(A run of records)
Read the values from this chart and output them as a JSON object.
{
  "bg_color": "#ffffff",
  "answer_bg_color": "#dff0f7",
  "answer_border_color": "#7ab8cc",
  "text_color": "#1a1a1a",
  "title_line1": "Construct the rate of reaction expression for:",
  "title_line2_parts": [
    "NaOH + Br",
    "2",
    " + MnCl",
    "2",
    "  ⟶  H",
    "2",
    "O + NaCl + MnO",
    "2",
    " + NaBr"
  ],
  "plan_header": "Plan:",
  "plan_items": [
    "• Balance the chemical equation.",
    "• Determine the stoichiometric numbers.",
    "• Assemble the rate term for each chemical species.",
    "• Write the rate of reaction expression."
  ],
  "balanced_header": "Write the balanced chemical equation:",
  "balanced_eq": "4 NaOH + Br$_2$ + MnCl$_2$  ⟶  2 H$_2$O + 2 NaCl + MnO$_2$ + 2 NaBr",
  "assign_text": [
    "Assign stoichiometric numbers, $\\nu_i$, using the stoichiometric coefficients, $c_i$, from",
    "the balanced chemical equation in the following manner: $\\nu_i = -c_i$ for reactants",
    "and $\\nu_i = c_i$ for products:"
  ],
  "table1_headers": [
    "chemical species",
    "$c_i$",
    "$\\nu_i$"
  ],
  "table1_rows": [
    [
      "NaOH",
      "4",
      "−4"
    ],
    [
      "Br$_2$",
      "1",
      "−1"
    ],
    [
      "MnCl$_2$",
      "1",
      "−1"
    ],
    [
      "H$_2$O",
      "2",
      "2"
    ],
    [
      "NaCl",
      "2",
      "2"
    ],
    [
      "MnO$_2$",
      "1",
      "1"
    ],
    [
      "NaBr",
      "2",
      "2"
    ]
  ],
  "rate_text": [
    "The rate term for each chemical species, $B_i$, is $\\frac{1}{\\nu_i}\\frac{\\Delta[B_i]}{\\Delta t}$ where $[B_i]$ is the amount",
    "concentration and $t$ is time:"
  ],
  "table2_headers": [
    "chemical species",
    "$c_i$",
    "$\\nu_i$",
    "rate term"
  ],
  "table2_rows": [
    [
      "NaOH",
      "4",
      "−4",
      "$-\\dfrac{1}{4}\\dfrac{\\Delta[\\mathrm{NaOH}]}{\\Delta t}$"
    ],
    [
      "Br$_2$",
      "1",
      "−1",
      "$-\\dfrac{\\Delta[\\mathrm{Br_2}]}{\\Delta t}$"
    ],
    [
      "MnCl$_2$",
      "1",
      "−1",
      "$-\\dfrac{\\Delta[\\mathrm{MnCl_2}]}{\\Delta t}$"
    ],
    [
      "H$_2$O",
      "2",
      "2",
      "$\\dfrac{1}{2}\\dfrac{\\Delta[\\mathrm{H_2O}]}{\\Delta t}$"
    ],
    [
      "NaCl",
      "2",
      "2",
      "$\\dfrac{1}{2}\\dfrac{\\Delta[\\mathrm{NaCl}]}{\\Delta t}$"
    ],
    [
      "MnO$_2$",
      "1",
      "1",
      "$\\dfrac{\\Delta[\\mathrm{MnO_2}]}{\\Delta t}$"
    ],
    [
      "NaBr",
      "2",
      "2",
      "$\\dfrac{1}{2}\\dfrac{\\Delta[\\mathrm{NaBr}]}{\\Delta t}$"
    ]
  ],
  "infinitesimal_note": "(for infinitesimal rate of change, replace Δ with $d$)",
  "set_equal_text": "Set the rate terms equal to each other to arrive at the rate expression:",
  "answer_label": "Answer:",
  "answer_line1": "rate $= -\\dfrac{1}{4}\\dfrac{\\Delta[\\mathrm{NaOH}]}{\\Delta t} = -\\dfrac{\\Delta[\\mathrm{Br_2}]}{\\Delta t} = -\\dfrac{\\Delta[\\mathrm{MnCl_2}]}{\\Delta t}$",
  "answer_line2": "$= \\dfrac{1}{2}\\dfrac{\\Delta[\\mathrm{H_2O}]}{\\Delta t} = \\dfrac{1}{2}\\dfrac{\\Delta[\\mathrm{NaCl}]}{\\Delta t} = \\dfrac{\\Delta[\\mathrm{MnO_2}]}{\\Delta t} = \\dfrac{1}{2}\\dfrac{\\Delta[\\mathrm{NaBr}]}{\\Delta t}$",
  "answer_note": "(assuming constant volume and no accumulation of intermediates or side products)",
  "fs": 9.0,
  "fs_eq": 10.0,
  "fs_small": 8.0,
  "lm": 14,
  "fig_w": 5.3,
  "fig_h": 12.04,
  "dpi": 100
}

**Goal:**
Collect each line containing the string "equation".

**Completed exercise:**
    "• Balance the chemical equation.",
  "balanced_header": "Write the balanced chemical equation:",
    "the balanced chemical equation in the following manner: $\\nu_i = -c_i$ for reactants",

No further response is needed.